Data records
• • • •

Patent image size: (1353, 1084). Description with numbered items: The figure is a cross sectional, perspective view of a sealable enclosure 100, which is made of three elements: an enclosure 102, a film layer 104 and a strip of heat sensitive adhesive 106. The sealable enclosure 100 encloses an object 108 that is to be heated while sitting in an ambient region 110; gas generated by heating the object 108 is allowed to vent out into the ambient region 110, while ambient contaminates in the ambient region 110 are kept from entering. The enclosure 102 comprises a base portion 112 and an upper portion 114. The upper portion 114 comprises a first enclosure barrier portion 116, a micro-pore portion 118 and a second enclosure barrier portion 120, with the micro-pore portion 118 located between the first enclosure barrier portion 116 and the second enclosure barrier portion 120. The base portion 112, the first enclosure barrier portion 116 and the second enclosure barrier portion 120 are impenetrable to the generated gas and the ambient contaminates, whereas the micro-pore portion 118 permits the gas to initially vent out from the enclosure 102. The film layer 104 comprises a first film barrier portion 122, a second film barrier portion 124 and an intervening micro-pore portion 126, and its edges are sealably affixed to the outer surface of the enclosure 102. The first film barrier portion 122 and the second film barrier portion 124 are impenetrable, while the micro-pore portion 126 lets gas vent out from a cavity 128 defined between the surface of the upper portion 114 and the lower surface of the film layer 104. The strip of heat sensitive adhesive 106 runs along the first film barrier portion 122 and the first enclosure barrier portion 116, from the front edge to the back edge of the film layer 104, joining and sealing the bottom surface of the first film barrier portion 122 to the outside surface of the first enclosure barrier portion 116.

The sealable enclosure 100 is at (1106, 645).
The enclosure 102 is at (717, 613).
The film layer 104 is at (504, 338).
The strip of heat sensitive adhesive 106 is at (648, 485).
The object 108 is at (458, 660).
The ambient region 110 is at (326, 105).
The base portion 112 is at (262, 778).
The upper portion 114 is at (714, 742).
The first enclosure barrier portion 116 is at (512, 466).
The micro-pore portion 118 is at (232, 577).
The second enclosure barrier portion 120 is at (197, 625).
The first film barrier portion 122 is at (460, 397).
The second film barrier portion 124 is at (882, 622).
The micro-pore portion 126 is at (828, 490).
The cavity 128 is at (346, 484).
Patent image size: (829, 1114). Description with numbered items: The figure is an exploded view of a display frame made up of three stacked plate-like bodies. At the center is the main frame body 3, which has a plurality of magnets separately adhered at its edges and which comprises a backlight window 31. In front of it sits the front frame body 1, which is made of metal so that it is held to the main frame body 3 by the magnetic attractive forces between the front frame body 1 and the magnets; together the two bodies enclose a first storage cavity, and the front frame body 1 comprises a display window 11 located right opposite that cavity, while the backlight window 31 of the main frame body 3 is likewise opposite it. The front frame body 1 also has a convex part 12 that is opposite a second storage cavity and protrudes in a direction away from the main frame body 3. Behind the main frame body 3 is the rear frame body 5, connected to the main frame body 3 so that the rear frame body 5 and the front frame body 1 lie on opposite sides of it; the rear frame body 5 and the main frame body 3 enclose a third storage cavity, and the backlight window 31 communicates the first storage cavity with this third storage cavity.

• • • •

Stated goal:
Filter the items above, keeping only the lines that contain the string "sealable". Treat the match as case-sensitive.

Reply to the exercise:
Patent image size: (1353, 1084). Description with numbered items: The figure is a cross sectional, perspective view of a sealable enclosure 100, which is made of three elements: an enclosure 102, a film layer 104 and a strip of heat sensitive adhesive 106. The sealable enclosure 100 encloses an object 108 that is to be heated while sitting in an ambient region 110; gas generated by heating the object 108 is allowed to vent out into the ambient region 110, while ambient contaminates in the ambient region 110 are kept from entering. The enclosure 102 comprises a base portion 112 and an upper portion 114. The upper portion 114 comprises a first enclosure barrier portion 116, a micro-pore portion 118 and a second enclosure barrier portion 120, with the micro-pore portion 118 located between the first enclosure barrier portion 116 and the second enclosure barrier portion 120. The base portion 112, the first enclosure barrier portion 116 and the second enclosure barrier portion 120 are impenetrable to the generated gas and the ambient contaminates, whereas the micro-pore portion 118 permits the gas to initially vent out from the enclosure 102. The film layer 104 comprises a first film barrier portion 122, a second film barrier portion 124 and an intervening micro-pore portion 126, and its edges are sealably affixed to the outer surface of the enclosure 102. The first film barrier portion 122 and the second film barrier portion 124 are impenetrable, while the micro-pore portion 126 lets gas vent out from a cavity 128 defined between the surface of the upper portion 114 and the lower surface of the film layer 104. The strip of heat sensitive adhesive 106 runs along the first film barrier portion 122 and the first enclosure barrier portion 116, from the front edge to the back edge of the film layer 104, joining and sealing the bottom surface of the first film barrier portion 122 to the outside surface of the first enclosure barrier portion 116.
The sealable enclosure 100 is at (1106, 645).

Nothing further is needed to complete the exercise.